* [Dataset records]:

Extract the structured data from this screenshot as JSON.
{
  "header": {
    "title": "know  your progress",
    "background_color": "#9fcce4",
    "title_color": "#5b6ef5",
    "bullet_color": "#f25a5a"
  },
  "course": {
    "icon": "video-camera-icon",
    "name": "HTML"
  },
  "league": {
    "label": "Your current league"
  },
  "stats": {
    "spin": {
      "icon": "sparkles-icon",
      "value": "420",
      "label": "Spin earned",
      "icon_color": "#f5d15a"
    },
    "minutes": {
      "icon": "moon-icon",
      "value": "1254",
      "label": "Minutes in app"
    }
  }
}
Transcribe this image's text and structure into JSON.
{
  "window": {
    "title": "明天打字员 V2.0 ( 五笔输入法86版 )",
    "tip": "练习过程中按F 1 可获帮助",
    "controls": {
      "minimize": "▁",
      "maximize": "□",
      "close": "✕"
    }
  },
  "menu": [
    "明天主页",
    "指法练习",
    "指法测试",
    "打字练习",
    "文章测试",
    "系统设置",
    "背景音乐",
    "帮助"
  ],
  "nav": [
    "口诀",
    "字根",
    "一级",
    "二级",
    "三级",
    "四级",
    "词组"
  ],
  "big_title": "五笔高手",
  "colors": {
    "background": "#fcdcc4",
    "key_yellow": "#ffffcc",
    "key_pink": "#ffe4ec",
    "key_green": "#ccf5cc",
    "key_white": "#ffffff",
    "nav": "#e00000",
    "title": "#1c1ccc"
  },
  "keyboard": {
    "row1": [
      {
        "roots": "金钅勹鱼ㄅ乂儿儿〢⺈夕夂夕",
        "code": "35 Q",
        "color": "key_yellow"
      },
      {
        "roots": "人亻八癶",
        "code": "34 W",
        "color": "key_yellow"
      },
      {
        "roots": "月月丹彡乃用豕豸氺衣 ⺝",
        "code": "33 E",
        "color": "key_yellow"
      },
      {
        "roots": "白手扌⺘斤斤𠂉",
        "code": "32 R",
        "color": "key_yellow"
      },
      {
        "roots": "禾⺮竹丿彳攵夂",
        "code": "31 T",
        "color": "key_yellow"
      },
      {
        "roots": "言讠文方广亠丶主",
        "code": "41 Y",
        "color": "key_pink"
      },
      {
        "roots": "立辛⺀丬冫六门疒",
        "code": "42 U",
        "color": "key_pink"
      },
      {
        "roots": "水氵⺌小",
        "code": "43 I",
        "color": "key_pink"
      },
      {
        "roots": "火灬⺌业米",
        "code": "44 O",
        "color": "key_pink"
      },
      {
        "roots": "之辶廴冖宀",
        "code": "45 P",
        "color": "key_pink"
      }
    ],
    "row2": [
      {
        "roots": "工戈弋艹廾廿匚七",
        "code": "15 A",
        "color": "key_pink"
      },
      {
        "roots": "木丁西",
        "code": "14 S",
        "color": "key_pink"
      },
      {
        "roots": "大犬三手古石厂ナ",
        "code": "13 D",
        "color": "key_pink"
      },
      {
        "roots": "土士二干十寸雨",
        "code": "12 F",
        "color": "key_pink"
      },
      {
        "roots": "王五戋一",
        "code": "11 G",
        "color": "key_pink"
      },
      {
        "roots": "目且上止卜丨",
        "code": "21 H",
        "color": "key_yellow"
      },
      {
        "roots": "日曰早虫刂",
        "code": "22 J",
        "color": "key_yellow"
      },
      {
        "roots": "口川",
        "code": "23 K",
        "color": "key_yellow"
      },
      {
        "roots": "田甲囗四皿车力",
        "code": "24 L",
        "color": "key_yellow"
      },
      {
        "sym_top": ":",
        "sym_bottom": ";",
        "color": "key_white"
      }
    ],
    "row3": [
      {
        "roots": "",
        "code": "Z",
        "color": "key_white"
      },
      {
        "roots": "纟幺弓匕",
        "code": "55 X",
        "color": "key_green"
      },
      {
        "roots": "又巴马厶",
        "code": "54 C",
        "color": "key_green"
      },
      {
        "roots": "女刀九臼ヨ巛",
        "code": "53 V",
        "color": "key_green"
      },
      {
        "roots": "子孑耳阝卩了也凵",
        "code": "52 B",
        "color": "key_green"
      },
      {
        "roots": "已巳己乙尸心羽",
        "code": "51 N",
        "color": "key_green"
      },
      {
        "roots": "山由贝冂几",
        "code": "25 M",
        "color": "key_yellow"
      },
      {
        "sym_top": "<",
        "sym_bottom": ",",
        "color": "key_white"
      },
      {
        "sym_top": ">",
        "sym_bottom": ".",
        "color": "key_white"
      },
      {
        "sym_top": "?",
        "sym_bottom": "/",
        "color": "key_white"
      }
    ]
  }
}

* [Given task]: Print the listing above in full, exactly as it is.

* [Exercise result]:
Extract the structured data from this screenshot as JSON.
{
  "header": {
    "title": "know  your progress",
    "background_color": "#9fcce4",
    "title_color": "#5b6ef5",
    "bullet_color": "#f25a5a"
  },
  "course": {
    "icon": "video-camera-icon",
    "name": "HTML"
  },
  "league": {
    "label": "Your current league"
  },
  "stats": {
    "spin": {
      "icon": "sparkles-icon",
      "value": "420",
      "label": "Spin earned",
      "icon_color": "#f5d15a"
    },
    "minutes": {
      "icon": "moon-icon",
      "value": "1254",
      "label": "Minutes in app"
    }
  }
}
Transcribe this image's text and structure into JSON.
{
  "window": {
    "title": "明天打字员 V2.0 ( 五笔输入法86版 )",
    "tip": "练习过程中按F 1 可获帮助",
    "controls": {
      "minimize": "▁",
      "maximize": "□",
      "close": "✕"
    }
  },
  "menu": [
    "明天主页",
    "指法练习",
    "指法测试",
    "打字练习",
    "文章测试",
    "系统设置",
    "背景音乐",
    "帮助"
  ],
  "nav": [
    "口诀",
    "字根",
    "一级",
    "二级",
    "三级",
    "四级",
    "词组"
  ],
  "big_title": "五笔高手",
  "colors": {
    "background": "#fcdcc4",
    "key_yellow": "#ffffcc",
    "key_pink": "#ffe4ec",
    "key_green": "#ccf5cc",
    "key_white": "#ffffff",
    "nav": "#e00000",
    "title": "#1c1ccc"
  },
  "keyboard": {
    "row1": [
      {
        "roots": "金钅勹鱼ㄅ乂儿儿〢⺈夕夂夕",
        "code": "35 Q",
        "color": "key_yellow"
      },
      {
        "roots": "人亻八癶",
        "code": "34 W",
        "color": "key_yellow"
      },
      {
        "roots": "月月丹彡乃用豕豸氺衣 ⺝",
        "code": "33 E",
        "color": "key_yellow"
      },
      {
        "roots": "白手扌⺘斤斤𠂉",
        "code": "32 R",
        "color": "key_yellow"
      },
      {
        "roots": "禾⺮竹丿彳攵夂",
        "code": "31 T",
        "color": "key_yellow"
      },
      {
        "roots": "言讠文方广亠丶主",
        "code": "41 Y",
        "color": "key_pink"
      },
      {
        "roots": "立辛⺀丬冫六门疒",
        "code": "42 U",
        "color": "key_pink"
      },
      {
        "roots": "水氵⺌小",
        "code": "43 I",
        "color": "key_pink"
      },
      {
        "roots": "火灬⺌业米",
        "code": "44 O",
        "color": "key_pink"
      },
      {
        "roots": "之辶廴冖宀",
        "code": "45 P",
        "color": "key_pink"
      }
    ],
    "row2": [
      {
        "roots": "工戈弋艹廾廿匚七",
        "code": "15 A",
        "color": "key_pink"
      },
      {
        "roots": "木丁西",
        "code": "14 S",
        "color": "key_pink"
      },
      {
        "roots": "大犬三手古石厂ナ",
        "code": "13 D",
        "color": "key_pink"
      },
      {
        "roots": "土士二干十寸雨",
        "code": "12 F",
        "color": "key_pink"
      },
      {
        "roots": "王五戋一",
        "code": "11 G",
        "color": "key_pink"
      },
      {
        "roots": "目且上止卜丨",
        "code": "21 H",
        "color": "key_yellow"
      },
      {
        "roots": "日曰早虫刂",
        "code": "22 J",
        "color": "key_yellow"
      },
      {
        "roots": "口川",
        "code": "23 K",
        "color": "key_yellow"
      },
      {
        "roots": "田甲囗四皿车力",
        "code": "24 L",
        "color": "key_yellow"
      },
      {
        "sym_top": ":",
        "sym_bottom": ";",
        "color": "key_white"
      }
    ],
    "row3": [
      {
        "roots": "",
        "code": "Z",
        "color": "key_white"
      },
      {
        "roots": "纟幺弓匕",
        "code": "55 X",
        "color": "key_green"
      },
      {
        "roots": "又巴马厶",
        "code": "54 C",
        "color": "key_green"
      },
      {
        "roots": "女刀九臼ヨ巛",
        "code": "53 V",
        "color": "key_green"
      },
      {
        "roots": "子孑耳阝卩了也凵",
        "code": "52 B",
        "color": "key_green"
      },
      {
        "roots": "已巳己乙尸心羽",
        "code": "51 N",
        "color": "key_green"
      },
      {
        "roots": "山由贝冂几",
        "code": "25 M",
        "color": "key_yellow"
      },
      {
        "sym_top": "<",
        "sym_bottom": ",",
        "color": "key_white"
      },
      {
        "sym_top": ">",
        "sym_bottom": ".",
        "color": "key_white"
      },
      {
        "sym_top": "?",
        "sym_bottom": "/",
        "color": "key_white"
      }
    ]
  }
}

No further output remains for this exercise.